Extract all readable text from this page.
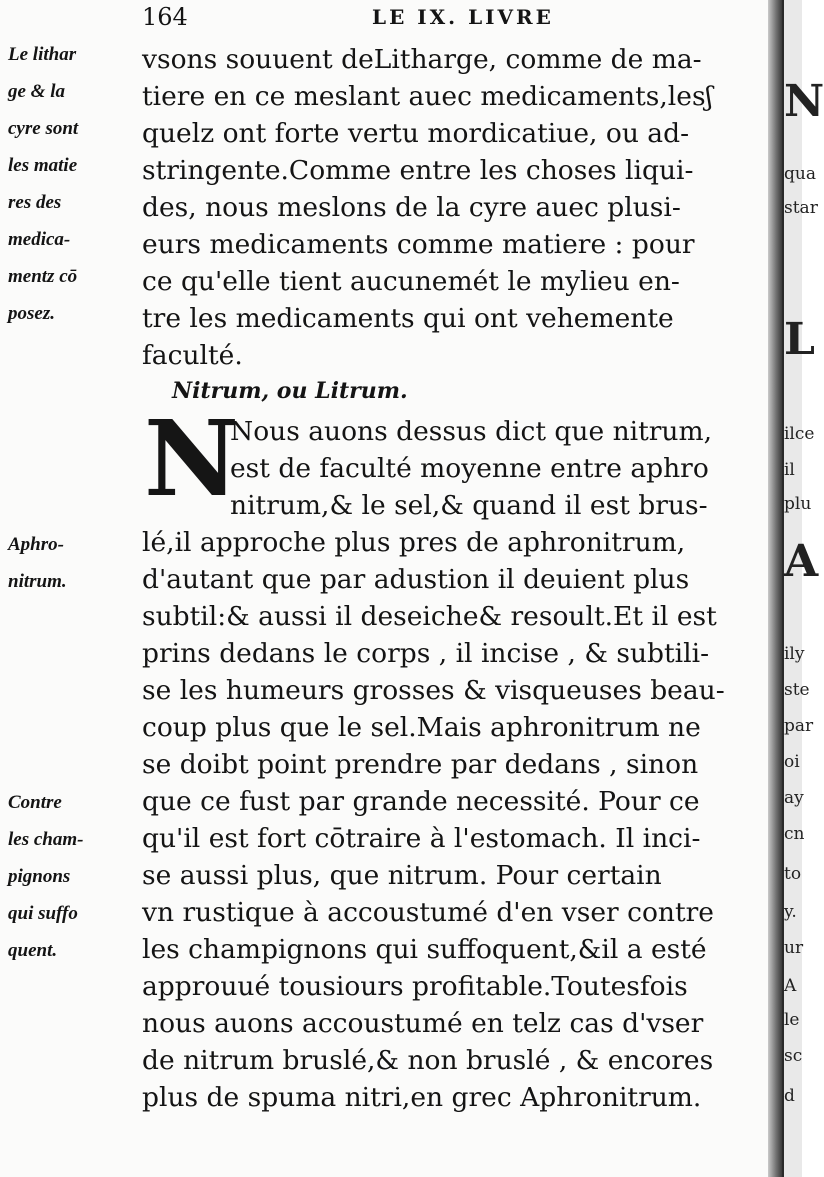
164	LE IX. LIVRE
Le lithar
ge & la
cyre sont
les matie
res des
medica-
mentz cō
posez.
Aphro-
nitrum.
Contre
les cham-
pignons
qui suffo
quent.
vsons souuent deLitharge, comme de ma-
tiere en ce meslant auec medicaments,lesʃ
quelz ont forte vertu mordicatiue, ou ad-
stringente.Comme entre les choses liqui-
des, nous meslons de la cyre auec plusi-
eurs medicaments comme matiere : pour
ce qu'elle tient aucunemét le mylieu en-
tre les medicaments qui ont vehemente
faculté.
Nous auons dessus dict que nitrum,
est de faculté moyenne entre aphro
nitrum,& le sel,& quand il est brus-
lé,il approche plus pres de aphronitrum,
d'autant que par adustion il deuient plus
subtil:& aussi il deseiche& resoult.Et il est
prins dedans le corps , il incise , & subtili-
se les humeurs grosses & visqueuses beau-
coup plus que le sel.Mais aphronitrum ne
se doibt point prendre par dedans , sinon
que ce fust par grande necessité. Pour ce
qu'il est fort cōtraire à l'estomach. Il inci-
se aussi plus, que nitrum. Pour certain
vn rustique à accoustumé d'en vser contre
les champignons qui suffoquent,&il a esté
approuué tousiours profitable.Toutesfois
nous auons accoustumé en telz cas d'vser
de nitrum bruslé,& non bruslé , & encores
plus de spuma nitri,en grec Aphronitrum.
Nitrum, ou Litrum.
N
N
qua
star
L
ilce
il
plu
A
ily
ste
par
oi
ay
cn
to
y.
ur
A
le
sc
d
================
■ What to do:
Search the data for "accoustumé" and list every line in which it occurs.

■ The output:
vn rustique à accoustumé d'en vser contre
nous auons accoustumé en telz cas d'vser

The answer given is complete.